SUPPLIED DATA:

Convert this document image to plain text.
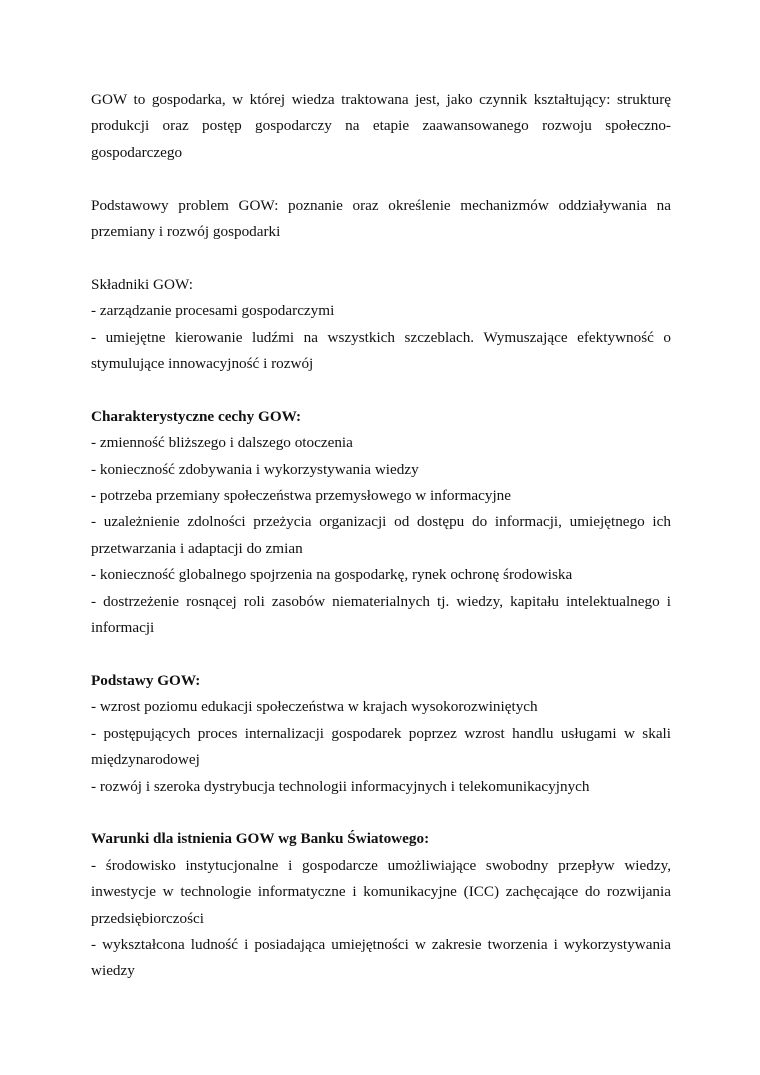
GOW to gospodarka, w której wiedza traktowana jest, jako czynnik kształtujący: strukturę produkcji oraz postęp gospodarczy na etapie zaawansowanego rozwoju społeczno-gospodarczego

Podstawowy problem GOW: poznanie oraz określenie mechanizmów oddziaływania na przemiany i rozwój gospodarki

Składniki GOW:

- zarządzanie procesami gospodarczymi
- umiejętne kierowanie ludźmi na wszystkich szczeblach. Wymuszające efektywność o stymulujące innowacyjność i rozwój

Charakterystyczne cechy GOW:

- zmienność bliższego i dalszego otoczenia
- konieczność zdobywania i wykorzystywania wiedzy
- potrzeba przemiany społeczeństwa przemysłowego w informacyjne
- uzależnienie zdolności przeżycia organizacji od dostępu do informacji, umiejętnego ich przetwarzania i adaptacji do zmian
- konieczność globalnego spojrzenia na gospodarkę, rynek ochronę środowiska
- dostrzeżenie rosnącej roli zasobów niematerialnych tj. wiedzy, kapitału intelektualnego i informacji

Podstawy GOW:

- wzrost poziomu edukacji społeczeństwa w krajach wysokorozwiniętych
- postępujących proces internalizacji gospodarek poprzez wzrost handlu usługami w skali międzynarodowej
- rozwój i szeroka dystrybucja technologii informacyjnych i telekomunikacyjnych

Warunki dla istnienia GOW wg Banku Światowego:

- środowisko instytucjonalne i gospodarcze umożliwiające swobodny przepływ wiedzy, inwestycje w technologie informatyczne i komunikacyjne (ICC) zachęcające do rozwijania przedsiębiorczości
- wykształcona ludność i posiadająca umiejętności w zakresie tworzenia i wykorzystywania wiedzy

==

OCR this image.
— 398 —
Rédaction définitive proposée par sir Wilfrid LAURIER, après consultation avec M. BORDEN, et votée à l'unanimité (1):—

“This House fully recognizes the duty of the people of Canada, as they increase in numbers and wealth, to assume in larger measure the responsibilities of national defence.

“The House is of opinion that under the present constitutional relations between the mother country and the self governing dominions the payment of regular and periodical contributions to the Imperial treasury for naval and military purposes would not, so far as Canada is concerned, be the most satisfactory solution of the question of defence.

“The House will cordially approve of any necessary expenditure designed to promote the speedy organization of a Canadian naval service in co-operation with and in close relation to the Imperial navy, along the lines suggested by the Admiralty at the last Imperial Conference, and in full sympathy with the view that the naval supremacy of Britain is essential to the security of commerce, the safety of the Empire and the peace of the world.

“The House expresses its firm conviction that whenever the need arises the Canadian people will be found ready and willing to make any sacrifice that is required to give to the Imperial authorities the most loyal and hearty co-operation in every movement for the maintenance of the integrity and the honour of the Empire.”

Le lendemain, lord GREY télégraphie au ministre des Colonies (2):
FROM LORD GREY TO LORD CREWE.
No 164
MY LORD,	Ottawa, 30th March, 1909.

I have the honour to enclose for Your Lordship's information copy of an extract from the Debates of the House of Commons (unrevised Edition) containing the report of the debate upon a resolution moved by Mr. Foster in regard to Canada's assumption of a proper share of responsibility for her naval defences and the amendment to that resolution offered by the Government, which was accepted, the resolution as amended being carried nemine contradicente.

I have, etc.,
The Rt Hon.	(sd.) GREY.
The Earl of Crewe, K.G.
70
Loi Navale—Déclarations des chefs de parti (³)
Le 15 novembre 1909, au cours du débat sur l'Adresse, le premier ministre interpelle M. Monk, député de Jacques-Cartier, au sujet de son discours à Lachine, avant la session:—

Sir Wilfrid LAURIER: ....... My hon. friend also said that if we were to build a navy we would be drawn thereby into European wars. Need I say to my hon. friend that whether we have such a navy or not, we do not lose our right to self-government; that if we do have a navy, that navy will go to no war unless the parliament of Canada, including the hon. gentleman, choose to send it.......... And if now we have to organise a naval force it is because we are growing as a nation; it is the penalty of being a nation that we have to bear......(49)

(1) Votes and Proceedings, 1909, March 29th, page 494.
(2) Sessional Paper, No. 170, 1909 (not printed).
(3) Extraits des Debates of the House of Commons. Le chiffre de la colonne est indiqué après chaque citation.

==

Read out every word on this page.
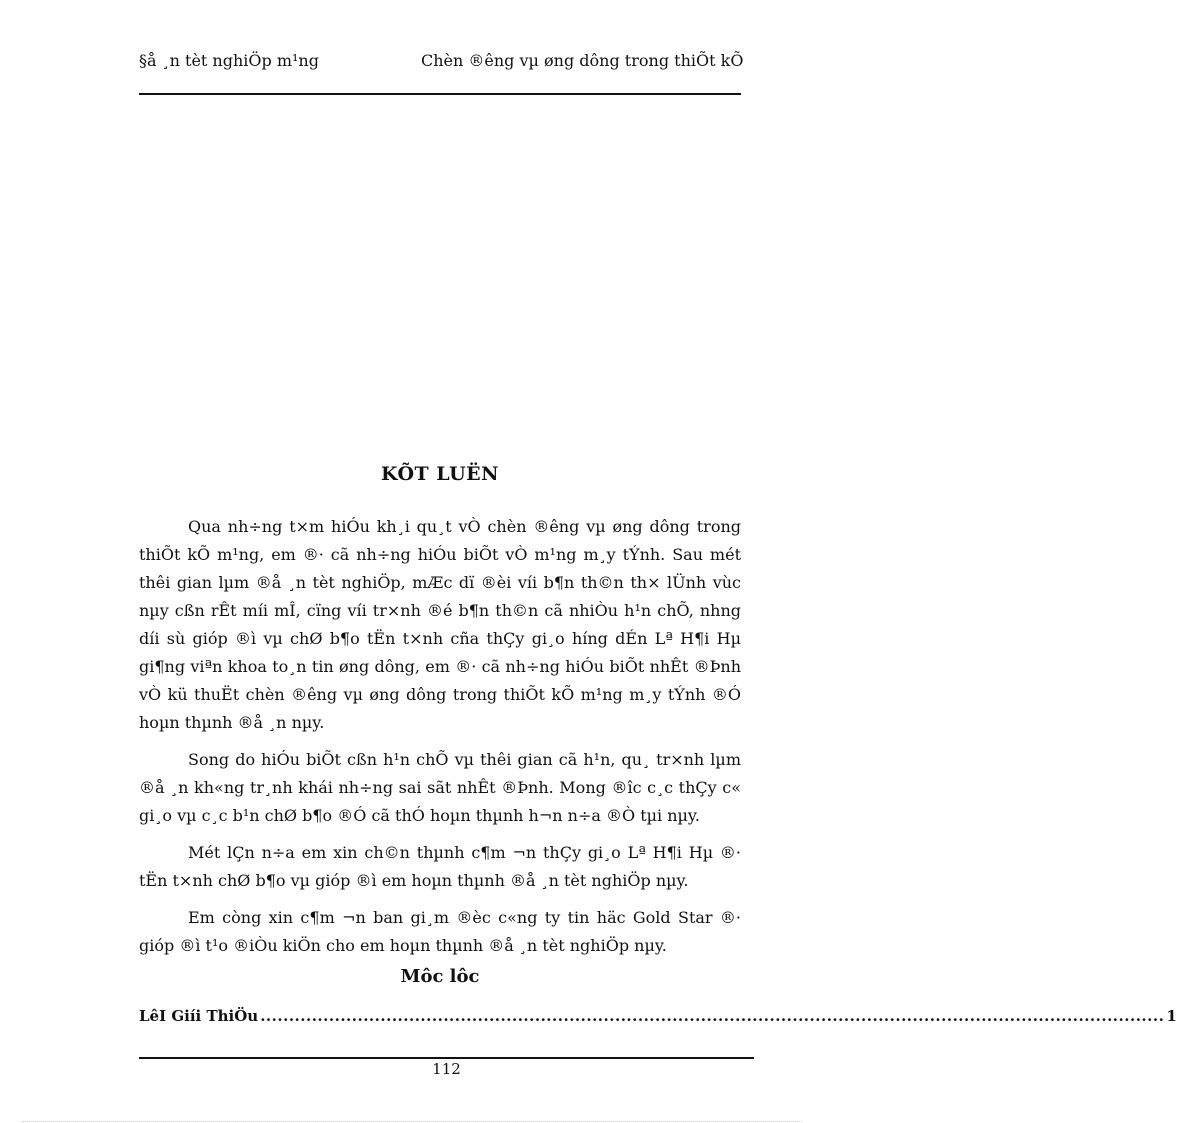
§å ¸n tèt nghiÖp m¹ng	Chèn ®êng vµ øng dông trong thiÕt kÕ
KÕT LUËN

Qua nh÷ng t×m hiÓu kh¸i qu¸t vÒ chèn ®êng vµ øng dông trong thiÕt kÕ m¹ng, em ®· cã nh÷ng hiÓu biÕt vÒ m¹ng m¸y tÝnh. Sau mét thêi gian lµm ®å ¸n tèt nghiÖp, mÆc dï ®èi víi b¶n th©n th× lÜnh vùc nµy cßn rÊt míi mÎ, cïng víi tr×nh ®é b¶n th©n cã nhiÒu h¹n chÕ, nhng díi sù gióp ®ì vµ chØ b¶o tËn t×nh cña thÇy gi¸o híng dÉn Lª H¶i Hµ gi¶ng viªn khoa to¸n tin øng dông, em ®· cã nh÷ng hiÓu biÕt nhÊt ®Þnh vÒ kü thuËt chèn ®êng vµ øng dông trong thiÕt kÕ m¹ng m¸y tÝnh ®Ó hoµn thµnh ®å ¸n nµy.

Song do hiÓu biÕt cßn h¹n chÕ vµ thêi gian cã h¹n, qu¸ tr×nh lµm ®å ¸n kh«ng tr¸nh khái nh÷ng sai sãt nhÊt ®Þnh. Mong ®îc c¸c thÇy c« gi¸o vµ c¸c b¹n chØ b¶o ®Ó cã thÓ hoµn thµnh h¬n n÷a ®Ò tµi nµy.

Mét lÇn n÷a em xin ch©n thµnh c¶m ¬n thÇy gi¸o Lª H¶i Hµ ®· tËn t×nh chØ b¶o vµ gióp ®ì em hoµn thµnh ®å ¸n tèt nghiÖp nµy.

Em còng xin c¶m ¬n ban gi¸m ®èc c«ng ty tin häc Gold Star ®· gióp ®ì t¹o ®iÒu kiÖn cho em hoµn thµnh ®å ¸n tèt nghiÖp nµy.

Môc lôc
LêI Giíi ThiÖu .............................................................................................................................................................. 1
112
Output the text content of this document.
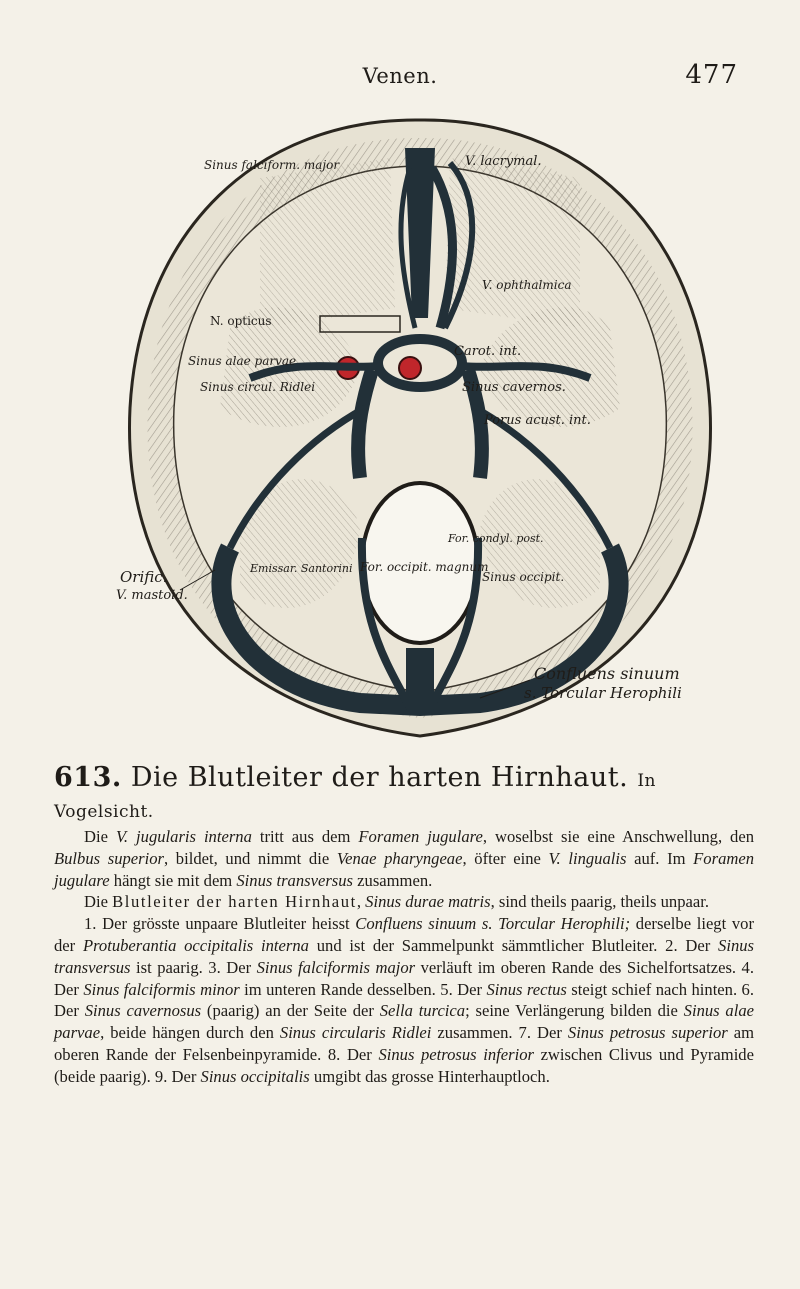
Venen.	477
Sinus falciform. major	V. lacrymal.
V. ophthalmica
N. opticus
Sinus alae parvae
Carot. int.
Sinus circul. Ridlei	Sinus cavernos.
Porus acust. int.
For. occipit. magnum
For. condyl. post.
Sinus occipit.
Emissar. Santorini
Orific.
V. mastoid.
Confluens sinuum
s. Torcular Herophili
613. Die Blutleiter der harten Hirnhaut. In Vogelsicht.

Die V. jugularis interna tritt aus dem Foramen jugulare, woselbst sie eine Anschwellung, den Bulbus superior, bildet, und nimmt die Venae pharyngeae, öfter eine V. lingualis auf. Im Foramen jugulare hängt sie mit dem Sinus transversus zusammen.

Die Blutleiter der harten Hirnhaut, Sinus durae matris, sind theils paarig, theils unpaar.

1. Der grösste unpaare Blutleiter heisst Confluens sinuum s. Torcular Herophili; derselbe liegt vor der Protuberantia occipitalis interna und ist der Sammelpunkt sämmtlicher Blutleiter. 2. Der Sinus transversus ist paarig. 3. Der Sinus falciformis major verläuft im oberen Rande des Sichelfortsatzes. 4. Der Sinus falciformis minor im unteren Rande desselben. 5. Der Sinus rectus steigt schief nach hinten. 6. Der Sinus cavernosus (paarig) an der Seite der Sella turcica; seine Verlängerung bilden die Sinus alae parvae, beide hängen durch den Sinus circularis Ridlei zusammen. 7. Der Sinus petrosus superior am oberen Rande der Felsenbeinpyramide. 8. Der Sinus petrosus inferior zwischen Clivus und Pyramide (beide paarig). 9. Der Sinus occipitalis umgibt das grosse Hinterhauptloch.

PROBLEM:
State, as a bare number, how many lines of the listing hold the word "wykorzystywania".

FINAL RESULT:
2